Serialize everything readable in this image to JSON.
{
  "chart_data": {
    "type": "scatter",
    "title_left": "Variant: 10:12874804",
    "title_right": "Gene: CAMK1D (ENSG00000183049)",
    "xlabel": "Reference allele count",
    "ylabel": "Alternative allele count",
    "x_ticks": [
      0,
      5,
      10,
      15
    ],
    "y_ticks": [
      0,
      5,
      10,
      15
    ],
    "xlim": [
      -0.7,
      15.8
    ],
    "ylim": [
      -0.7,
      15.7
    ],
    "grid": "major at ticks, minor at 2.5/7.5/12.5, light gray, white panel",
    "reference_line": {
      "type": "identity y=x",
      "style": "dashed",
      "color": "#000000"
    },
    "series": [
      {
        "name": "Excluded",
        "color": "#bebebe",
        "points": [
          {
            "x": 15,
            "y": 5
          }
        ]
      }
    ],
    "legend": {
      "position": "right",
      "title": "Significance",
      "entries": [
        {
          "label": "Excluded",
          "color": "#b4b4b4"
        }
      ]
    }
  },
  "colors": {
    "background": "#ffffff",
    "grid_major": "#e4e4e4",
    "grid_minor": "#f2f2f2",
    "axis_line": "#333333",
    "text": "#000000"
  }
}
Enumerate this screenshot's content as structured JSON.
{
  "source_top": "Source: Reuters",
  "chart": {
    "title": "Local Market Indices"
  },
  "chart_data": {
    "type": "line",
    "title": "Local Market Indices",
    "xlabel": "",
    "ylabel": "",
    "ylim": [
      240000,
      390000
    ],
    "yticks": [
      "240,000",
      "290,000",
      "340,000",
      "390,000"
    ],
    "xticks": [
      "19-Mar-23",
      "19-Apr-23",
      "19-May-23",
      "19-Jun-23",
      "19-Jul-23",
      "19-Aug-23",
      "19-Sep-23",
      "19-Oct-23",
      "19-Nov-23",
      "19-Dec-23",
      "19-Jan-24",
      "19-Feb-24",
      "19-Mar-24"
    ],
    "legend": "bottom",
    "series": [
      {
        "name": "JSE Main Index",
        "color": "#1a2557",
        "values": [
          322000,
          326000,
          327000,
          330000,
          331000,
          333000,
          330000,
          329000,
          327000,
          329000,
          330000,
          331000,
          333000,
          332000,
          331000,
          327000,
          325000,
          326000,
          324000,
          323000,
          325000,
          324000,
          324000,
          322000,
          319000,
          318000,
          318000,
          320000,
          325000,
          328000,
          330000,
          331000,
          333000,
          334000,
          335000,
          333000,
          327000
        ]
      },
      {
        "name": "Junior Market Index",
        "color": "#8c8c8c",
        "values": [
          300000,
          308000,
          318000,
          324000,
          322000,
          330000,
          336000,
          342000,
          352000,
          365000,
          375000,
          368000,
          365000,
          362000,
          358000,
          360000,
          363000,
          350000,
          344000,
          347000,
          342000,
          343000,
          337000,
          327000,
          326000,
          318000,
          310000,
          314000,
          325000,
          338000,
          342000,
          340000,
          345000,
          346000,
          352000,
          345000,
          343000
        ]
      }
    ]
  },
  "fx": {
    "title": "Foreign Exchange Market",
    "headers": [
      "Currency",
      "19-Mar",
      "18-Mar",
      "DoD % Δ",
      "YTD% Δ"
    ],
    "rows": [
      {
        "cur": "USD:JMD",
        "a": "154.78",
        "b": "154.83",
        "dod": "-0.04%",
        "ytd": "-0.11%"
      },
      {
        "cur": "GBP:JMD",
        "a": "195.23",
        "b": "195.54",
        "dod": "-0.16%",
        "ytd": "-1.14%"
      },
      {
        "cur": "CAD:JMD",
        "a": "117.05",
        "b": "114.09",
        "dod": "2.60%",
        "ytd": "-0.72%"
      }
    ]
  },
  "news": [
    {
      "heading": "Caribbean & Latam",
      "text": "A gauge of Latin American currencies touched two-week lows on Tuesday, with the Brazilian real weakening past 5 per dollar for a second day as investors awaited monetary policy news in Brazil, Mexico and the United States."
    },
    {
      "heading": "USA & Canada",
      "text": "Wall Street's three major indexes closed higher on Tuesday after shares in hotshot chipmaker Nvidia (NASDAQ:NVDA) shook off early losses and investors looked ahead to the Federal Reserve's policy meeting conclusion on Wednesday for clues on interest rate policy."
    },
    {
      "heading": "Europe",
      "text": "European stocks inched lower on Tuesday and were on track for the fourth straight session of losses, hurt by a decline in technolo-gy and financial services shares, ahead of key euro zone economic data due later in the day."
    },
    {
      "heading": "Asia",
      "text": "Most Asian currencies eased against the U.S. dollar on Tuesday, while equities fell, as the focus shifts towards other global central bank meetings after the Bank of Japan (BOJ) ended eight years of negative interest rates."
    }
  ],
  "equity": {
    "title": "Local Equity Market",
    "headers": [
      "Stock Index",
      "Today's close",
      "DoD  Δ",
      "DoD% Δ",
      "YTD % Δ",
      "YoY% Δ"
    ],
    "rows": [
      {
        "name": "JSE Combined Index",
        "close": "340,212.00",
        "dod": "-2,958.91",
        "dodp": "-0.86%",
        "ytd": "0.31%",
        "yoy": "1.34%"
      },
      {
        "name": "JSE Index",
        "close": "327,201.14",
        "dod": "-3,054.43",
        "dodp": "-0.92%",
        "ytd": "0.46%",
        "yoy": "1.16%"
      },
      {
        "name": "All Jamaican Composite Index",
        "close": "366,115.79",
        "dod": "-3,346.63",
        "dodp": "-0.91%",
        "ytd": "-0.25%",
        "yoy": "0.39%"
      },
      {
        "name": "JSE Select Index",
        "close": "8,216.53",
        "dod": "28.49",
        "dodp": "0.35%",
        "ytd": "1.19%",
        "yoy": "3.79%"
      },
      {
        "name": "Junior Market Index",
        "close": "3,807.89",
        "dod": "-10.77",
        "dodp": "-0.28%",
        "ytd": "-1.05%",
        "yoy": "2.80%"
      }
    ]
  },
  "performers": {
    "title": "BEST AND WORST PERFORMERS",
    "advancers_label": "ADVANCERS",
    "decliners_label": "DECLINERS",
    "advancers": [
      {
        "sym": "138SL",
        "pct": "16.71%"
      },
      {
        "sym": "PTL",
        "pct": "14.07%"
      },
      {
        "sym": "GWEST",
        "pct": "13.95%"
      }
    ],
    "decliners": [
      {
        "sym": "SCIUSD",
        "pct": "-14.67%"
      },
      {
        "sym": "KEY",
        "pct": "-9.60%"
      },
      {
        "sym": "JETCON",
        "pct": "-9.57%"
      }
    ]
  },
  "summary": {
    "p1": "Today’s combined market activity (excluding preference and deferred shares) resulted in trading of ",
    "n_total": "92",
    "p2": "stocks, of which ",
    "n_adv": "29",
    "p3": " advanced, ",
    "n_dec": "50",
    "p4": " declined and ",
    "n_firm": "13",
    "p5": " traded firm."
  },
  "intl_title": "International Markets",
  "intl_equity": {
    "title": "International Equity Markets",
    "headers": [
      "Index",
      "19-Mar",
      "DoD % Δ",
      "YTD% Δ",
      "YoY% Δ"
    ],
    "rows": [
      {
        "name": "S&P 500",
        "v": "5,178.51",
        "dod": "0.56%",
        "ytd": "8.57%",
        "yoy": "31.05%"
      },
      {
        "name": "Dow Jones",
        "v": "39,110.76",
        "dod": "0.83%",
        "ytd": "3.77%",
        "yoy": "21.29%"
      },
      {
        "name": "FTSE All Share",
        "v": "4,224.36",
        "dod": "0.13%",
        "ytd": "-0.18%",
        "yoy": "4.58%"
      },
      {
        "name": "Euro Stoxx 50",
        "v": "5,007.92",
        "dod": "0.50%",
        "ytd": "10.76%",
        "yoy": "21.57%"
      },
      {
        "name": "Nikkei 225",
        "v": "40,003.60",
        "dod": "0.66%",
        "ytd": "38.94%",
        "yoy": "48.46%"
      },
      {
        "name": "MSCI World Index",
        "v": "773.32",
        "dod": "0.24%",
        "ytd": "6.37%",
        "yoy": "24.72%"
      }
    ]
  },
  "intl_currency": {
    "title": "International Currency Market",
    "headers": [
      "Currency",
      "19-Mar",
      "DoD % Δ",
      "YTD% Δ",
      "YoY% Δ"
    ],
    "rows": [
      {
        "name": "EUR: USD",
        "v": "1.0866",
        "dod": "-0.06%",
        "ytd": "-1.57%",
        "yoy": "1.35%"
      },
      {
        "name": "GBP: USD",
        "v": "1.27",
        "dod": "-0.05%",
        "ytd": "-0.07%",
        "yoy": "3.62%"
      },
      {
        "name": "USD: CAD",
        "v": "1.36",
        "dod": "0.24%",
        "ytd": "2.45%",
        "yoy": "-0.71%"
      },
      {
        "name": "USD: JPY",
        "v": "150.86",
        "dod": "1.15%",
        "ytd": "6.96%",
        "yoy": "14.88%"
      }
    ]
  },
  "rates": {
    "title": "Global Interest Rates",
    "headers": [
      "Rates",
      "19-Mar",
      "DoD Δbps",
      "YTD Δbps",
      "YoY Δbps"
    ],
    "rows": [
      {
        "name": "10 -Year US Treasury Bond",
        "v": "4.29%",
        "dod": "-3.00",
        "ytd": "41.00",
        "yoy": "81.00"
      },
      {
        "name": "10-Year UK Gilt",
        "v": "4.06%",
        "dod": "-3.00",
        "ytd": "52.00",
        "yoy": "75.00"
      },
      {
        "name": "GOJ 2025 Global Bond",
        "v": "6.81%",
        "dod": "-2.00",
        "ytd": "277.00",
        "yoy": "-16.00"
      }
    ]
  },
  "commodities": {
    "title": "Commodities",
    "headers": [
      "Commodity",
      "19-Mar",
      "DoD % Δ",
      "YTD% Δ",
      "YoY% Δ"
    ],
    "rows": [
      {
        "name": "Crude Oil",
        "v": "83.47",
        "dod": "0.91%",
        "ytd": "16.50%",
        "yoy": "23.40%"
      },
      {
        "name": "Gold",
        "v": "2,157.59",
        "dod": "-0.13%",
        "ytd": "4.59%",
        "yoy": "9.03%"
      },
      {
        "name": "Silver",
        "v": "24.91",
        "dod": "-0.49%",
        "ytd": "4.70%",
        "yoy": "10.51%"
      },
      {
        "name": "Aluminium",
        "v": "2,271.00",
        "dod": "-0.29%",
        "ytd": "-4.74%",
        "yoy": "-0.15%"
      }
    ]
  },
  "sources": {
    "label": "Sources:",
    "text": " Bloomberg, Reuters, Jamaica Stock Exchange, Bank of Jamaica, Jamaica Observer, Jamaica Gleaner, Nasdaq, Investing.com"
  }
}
_ _ _ _ _ _ _
### Given problem
Identify and copy the lines holding the word "news".

### Result of the task
  "news": [
      "text": "A gauge of Latin American currencies touched two-week lows on Tuesday, with the Brazilian real weakening past 5 per dollar for a second day as investors awaited monetary policy news in Brazil, Mexico and the United States."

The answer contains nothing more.